(Recorded information)
╭──

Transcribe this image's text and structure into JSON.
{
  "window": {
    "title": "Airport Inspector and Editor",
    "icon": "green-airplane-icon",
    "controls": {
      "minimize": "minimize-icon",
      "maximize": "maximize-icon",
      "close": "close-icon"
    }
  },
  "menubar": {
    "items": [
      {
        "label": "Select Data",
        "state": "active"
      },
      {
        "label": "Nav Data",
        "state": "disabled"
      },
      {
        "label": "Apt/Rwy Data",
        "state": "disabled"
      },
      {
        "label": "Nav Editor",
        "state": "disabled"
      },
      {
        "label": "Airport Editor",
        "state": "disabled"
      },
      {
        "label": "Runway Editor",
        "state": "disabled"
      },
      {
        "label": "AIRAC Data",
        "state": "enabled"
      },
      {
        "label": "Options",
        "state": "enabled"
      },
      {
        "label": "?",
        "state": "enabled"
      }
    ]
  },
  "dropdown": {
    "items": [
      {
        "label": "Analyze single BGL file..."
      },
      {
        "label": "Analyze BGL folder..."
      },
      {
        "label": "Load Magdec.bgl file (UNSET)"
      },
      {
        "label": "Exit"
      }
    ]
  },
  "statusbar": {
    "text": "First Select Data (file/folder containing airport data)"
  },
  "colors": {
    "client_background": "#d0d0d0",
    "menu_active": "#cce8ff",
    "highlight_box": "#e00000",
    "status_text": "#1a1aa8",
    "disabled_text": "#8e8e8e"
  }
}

╰──

(Job) All of the data needs to be printed once more, exactly.

(Exercise result)
Transcribe this image's text and structure into JSON.
{
  "window": {
    "title": "Airport Inspector and Editor",
    "icon": "green-airplane-icon",
    "controls": {
      "minimize": "minimize-icon",
      "maximize": "maximize-icon",
      "close": "close-icon"
    }
  },
  "menubar": {
    "items": [
      {
        "label": "Select Data",
        "state": "active"
      },
      {
        "label": "Nav Data",
        "state": "disabled"
      },
      {
        "label": "Apt/Rwy Data",
        "state": "disabled"
      },
      {
        "label": "Nav Editor",
        "state": "disabled"
      },
      {
        "label": "Airport Editor",
        "state": "disabled"
      },
      {
        "label": "Runway Editor",
        "state": "disabled"
      },
      {
        "label": "AIRAC Data",
        "state": "enabled"
      },
      {
        "label": "Options",
        "state": "enabled"
      },
      {
        "label": "?",
        "state": "enabled"
      }
    ]
  },
  "dropdown": {
    "items": [
      {
        "label": "Analyze single BGL file..."
      },
      {
        "label": "Analyze BGL folder..."
      },
      {
        "label": "Load Magdec.bgl file (UNSET)"
      },
      {
        "label": "Exit"
      }
    ]
  },
  "statusbar": {
    "text": "First Select Data (file/folder containing airport data)"
  },
  "colors": {
    "client_background": "#d0d0d0",
    "menu_active": "#cce8ff",
    "highlight_box": "#e00000",
    "status_text": "#1a1aa8",
    "disabled_text": "#8e8e8e"
  }
}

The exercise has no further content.